Within this material, how many lines have the string "title" in them? The answer is a number, with nothing added.
++++++++++++++++++++
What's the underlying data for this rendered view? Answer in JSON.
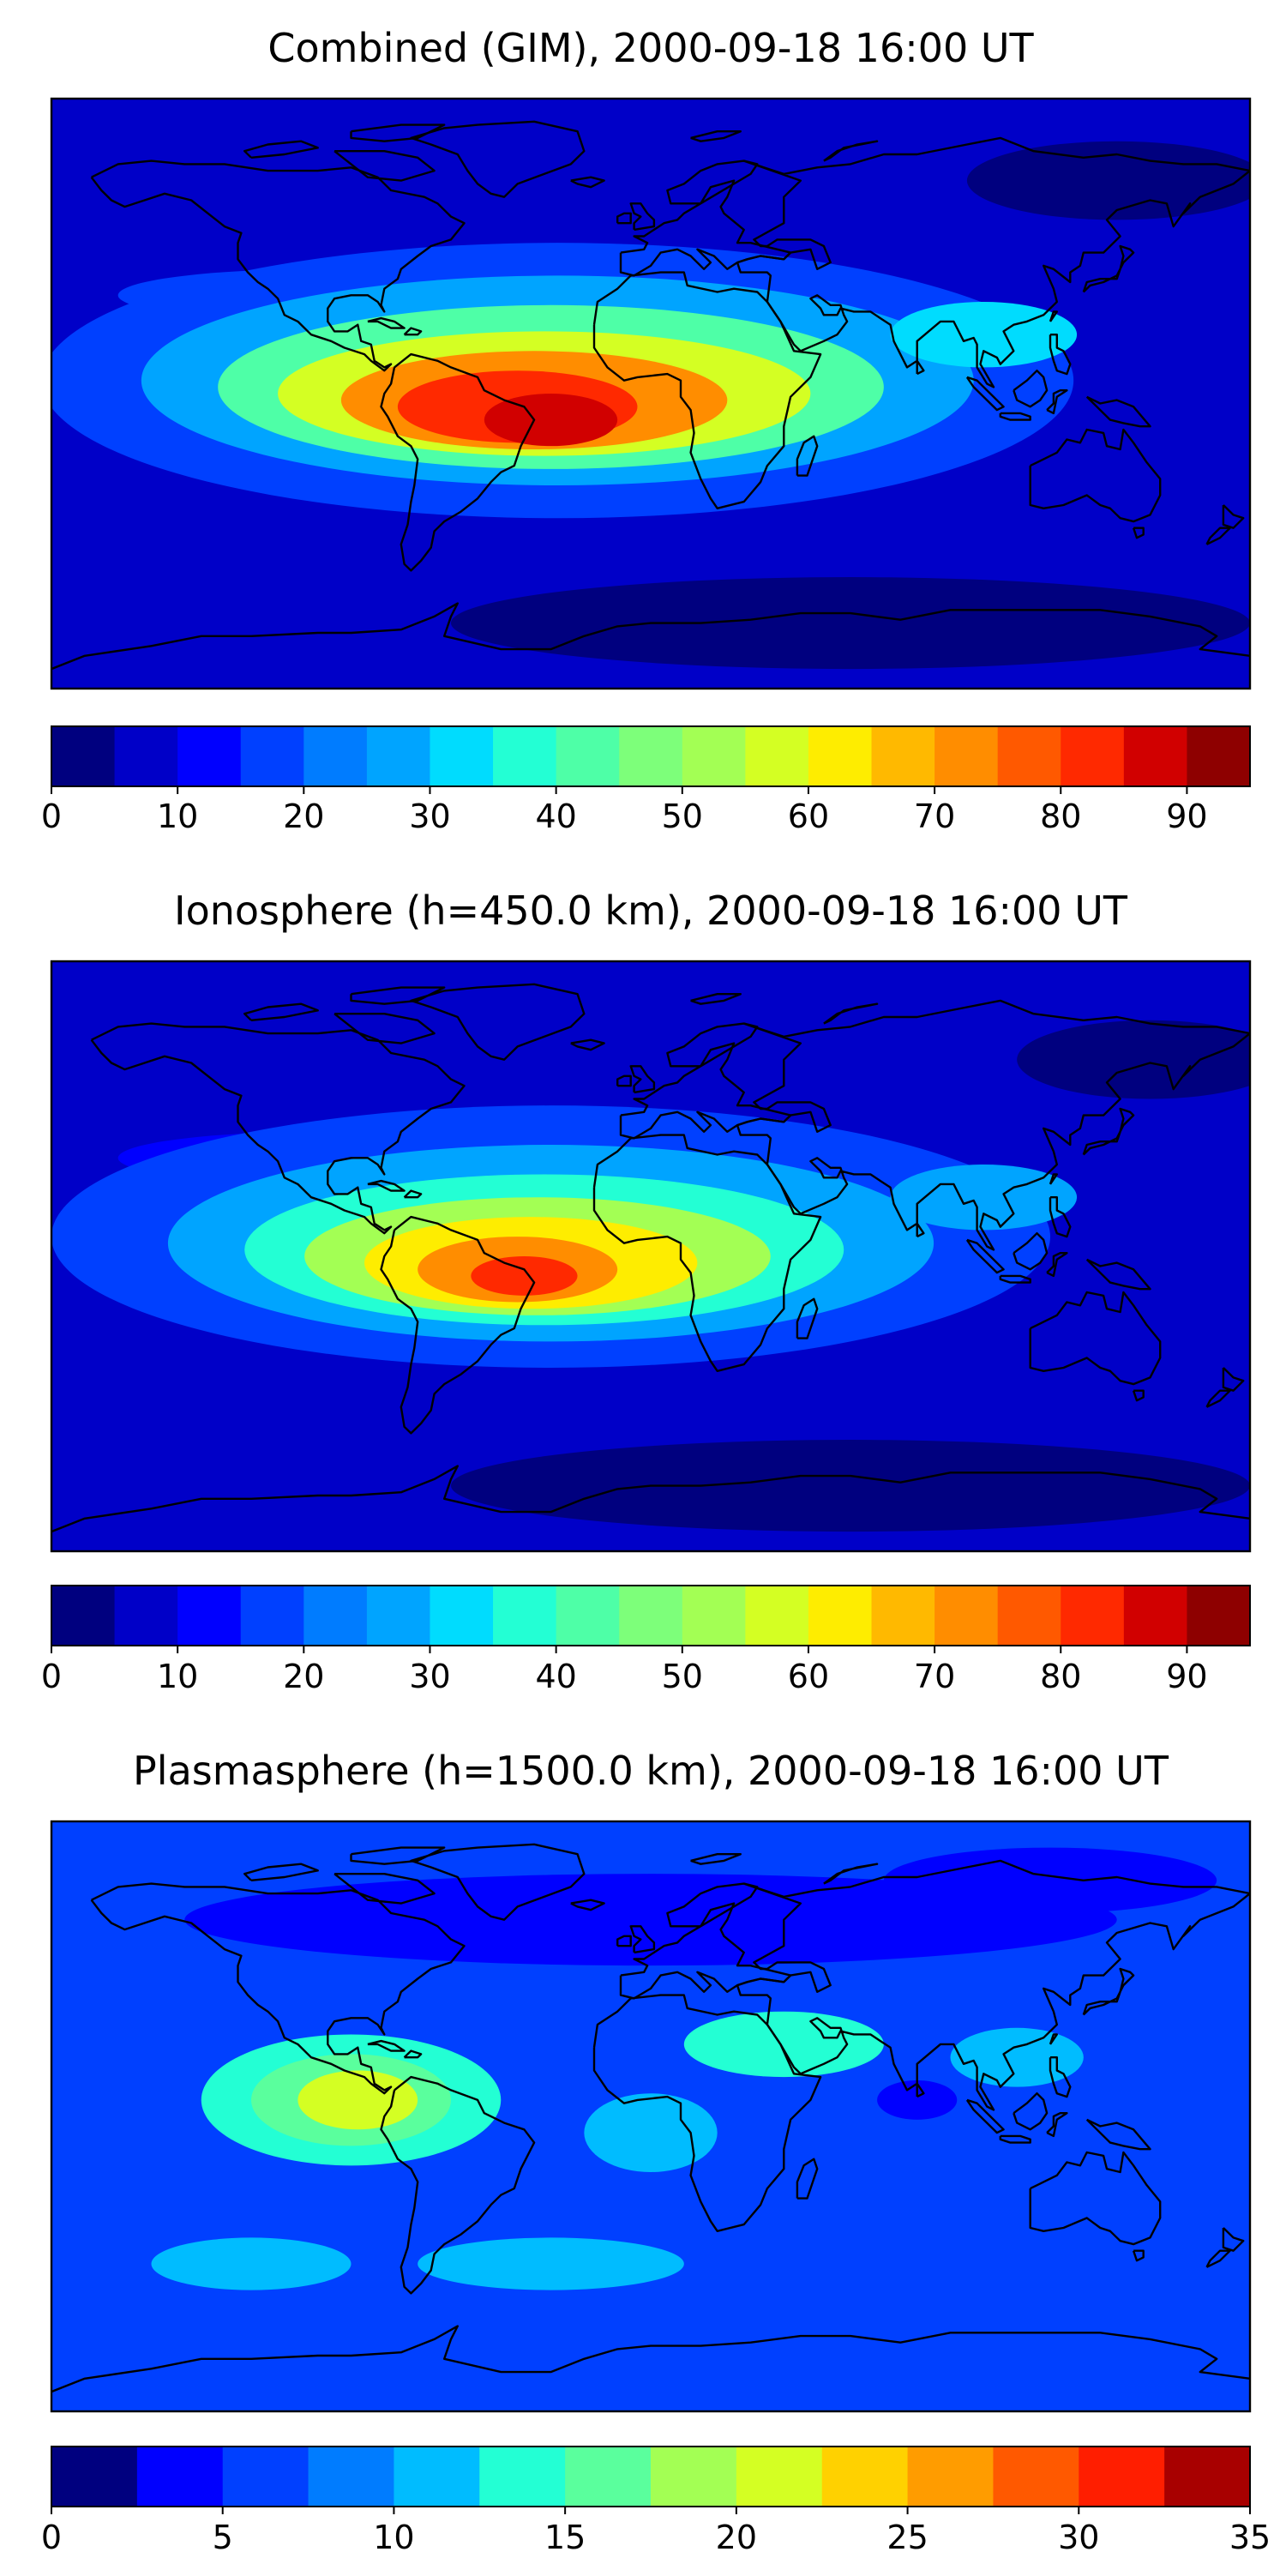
{
  "chart_data": [
    {
      "type": "heatmap",
      "title": "Combined (GIM), 2000-09-18 16:00 UT",
      "xlabel": "",
      "ylabel": "",
      "map_projection": "equirectangular",
      "lon_range": [
        -180,
        180
      ],
      "lat_range": [
        -90,
        90
      ],
      "grid": false,
      "features": [
        "coastlines"
      ],
      "colormap": "jet",
      "colorbar": {
        "orientation": "horizontal",
        "placement": "below",
        "levels": [
          0,
          5,
          10,
          15,
          20,
          25,
          30,
          35,
          40,
          45,
          50,
          55,
          60,
          65,
          70,
          75,
          80,
          85,
          90,
          95
        ],
        "ticks": [
          0,
          10,
          20,
          30,
          40,
          50,
          60,
          70,
          80,
          90
        ],
        "tick_labels": [
          "0",
          "10",
          "20",
          "30",
          "40",
          "50",
          "60",
          "70",
          "80",
          "90"
        ],
        "colors": [
          "#00007f",
          "#0000c8",
          "#0000ff",
          "#0040ff",
          "#007cff",
          "#00a4ff",
          "#00dcfe",
          "#23ffd4",
          "#4effa7",
          "#7dff7a",
          "#a3ff54",
          "#d4ff23",
          "#feed00",
          "#ffb900",
          "#ff8d00",
          "#ff5900",
          "#ff2900",
          "#d10000",
          "#8e0000"
        ]
      },
      "background_value": 8,
      "features_blobs": [
        {
          "lon": -28,
          "lat": 4,
          "rx": 155,
          "ry": 42,
          "value": 18
        },
        {
          "lon": -28,
          "lat": 4,
          "rx": 125,
          "ry": 32,
          "value": 28
        },
        {
          "lon": -30,
          "lat": 2,
          "rx": 100,
          "ry": 25,
          "value": 42
        },
        {
          "lon": -32,
          "lat": 0,
          "rx": 80,
          "ry": 19,
          "value": 58
        },
        {
          "lon": -35,
          "lat": -2,
          "rx": 58,
          "ry": 15,
          "value": 72
        },
        {
          "lon": -40,
          "lat": -4,
          "rx": 36,
          "ry": 11,
          "value": 82
        },
        {
          "lon": -30,
          "lat": -8,
          "rx": 20,
          "ry": 8,
          "value": 88
        },
        {
          "lon": 100,
          "lat": 18,
          "rx": 28,
          "ry": 10,
          "value": 32
        },
        {
          "lon": -100,
          "lat": 30,
          "rx": 60,
          "ry": 8,
          "value": 16
        },
        {
          "lon": 140,
          "lat": 65,
          "rx": 45,
          "ry": 12,
          "value": 4
        },
        {
          "lon": 60,
          "lat": -70,
          "rx": 120,
          "ry": 14,
          "value": 4
        }
      ]
    },
    {
      "type": "heatmap",
      "title": "Ionosphere  (h=450.0 km), 2000-09-18 16:00 UT",
      "xlabel": "",
      "ylabel": "",
      "map_projection": "equirectangular",
      "lon_range": [
        -180,
        180
      ],
      "lat_range": [
        -90,
        90
      ],
      "grid": false,
      "features": [
        "coastlines"
      ],
      "colormap": "jet",
      "colorbar": {
        "orientation": "horizontal",
        "placement": "below",
        "levels": [
          0,
          5,
          10,
          15,
          20,
          25,
          30,
          35,
          40,
          45,
          50,
          55,
          60,
          65,
          70,
          75,
          80,
          85,
          90,
          95
        ],
        "ticks": [
          0,
          10,
          20,
          30,
          40,
          50,
          60,
          70,
          80,
          90
        ],
        "tick_labels": [
          "0",
          "10",
          "20",
          "30",
          "40",
          "50",
          "60",
          "70",
          "80",
          "90"
        ],
        "colors": [
          "#00007f",
          "#0000c8",
          "#0000ff",
          "#0040ff",
          "#007cff",
          "#00a4ff",
          "#00dcfe",
          "#23ffd4",
          "#4effa7",
          "#7dff7a",
          "#a3ff54",
          "#d4ff23",
          "#feed00",
          "#ffb900",
          "#ff8d00",
          "#ff5900",
          "#ff2900",
          "#d10000",
          "#8e0000"
        ]
      },
      "background_value": 7,
      "features_blobs": [
        {
          "lon": -30,
          "lat": 6,
          "rx": 150,
          "ry": 40,
          "value": 16
        },
        {
          "lon": -30,
          "lat": 4,
          "rx": 115,
          "ry": 30,
          "value": 26
        },
        {
          "lon": -32,
          "lat": 2,
          "rx": 90,
          "ry": 23,
          "value": 38
        },
        {
          "lon": -34,
          "lat": 0,
          "rx": 70,
          "ry": 18,
          "value": 52
        },
        {
          "lon": -36,
          "lat": -2,
          "rx": 50,
          "ry": 14,
          "value": 64
        },
        {
          "lon": -40,
          "lat": -4,
          "rx": 30,
          "ry": 10,
          "value": 74
        },
        {
          "lon": -38,
          "lat": -6,
          "rx": 16,
          "ry": 6,
          "value": 80
        },
        {
          "lon": 100,
          "lat": 18,
          "rx": 28,
          "ry": 10,
          "value": 26
        },
        {
          "lon": -100,
          "lat": 30,
          "rx": 60,
          "ry": 8,
          "value": 14
        },
        {
          "lon": 150,
          "lat": 60,
          "rx": 40,
          "ry": 12,
          "value": 4
        },
        {
          "lon": 60,
          "lat": -70,
          "rx": 120,
          "ry": 14,
          "value": 3
        }
      ]
    },
    {
      "type": "heatmap",
      "title": "Plasmasphere (h=1500.0 km), 2000-09-18 16:00 UT",
      "xlabel": "",
      "ylabel": "",
      "map_projection": "equirectangular",
      "lon_range": [
        -180,
        180
      ],
      "lat_range": [
        -90,
        90
      ],
      "grid": false,
      "features": [
        "coastlines"
      ],
      "colormap": "jet",
      "colorbar": {
        "orientation": "horizontal",
        "placement": "below",
        "levels": [
          0,
          2.5,
          5,
          7.5,
          10,
          12.5,
          15,
          17.5,
          20,
          22.5,
          25,
          27.5,
          30,
          32.5,
          35
        ],
        "ticks": [
          0,
          5,
          10,
          15,
          20,
          25,
          30,
          35
        ],
        "tick_labels": [
          "0",
          "5",
          "10",
          "15",
          "20",
          "25",
          "30",
          "35"
        ],
        "colors": [
          "#00007f",
          "#0000ff",
          "#0040ff",
          "#007cff",
          "#00bcff",
          "#23ffd4",
          "#5aff9d",
          "#a3ff54",
          "#d4ff23",
          "#ffd100",
          "#ff9c00",
          "#ff5900",
          "#ff1e00",
          "#a80000"
        ]
      },
      "background_value": 7,
      "features_blobs": [
        {
          "lon": -90,
          "lat": 5,
          "rx": 45,
          "ry": 20,
          "value": 14
        },
        {
          "lon": -90,
          "lat": 5,
          "rx": 30,
          "ry": 14,
          "value": 17
        },
        {
          "lon": -88,
          "lat": 5,
          "rx": 18,
          "ry": 9,
          "value": 20
        },
        {
          "lon": 40,
          "lat": 22,
          "rx": 30,
          "ry": 10,
          "value": 13
        },
        {
          "lon": 110,
          "lat": 18,
          "rx": 20,
          "ry": 9,
          "value": 12
        },
        {
          "lon": 80,
          "lat": 5,
          "rx": 12,
          "ry": 6,
          "value": 4
        },
        {
          "lon": -30,
          "lat": -45,
          "rx": 40,
          "ry": 8,
          "value": 11
        },
        {
          "lon": -120,
          "lat": -45,
          "rx": 30,
          "ry": 8,
          "value": 10
        },
        {
          "lon": 0,
          "lat": -5,
          "rx": 20,
          "ry": 12,
          "value": 10
        },
        {
          "lon": 0,
          "lat": 60,
          "rx": 140,
          "ry": 14,
          "value": 4
        },
        {
          "lon": 120,
          "lat": 72,
          "rx": 50,
          "ry": 10,
          "value": 3
        }
      ]
    }
  ]
}
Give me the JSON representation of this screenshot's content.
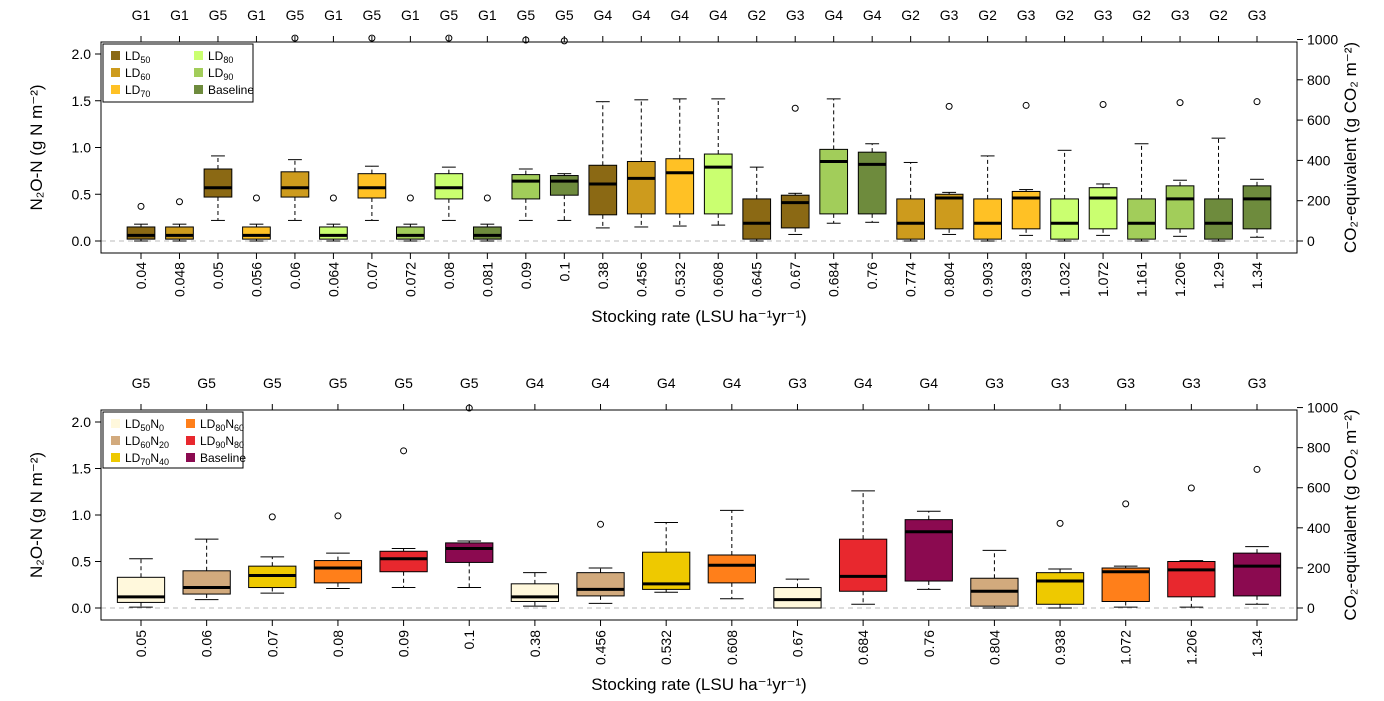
++++++++++++++++++++
SOLUTION FOR THIS PROBLEM =>
3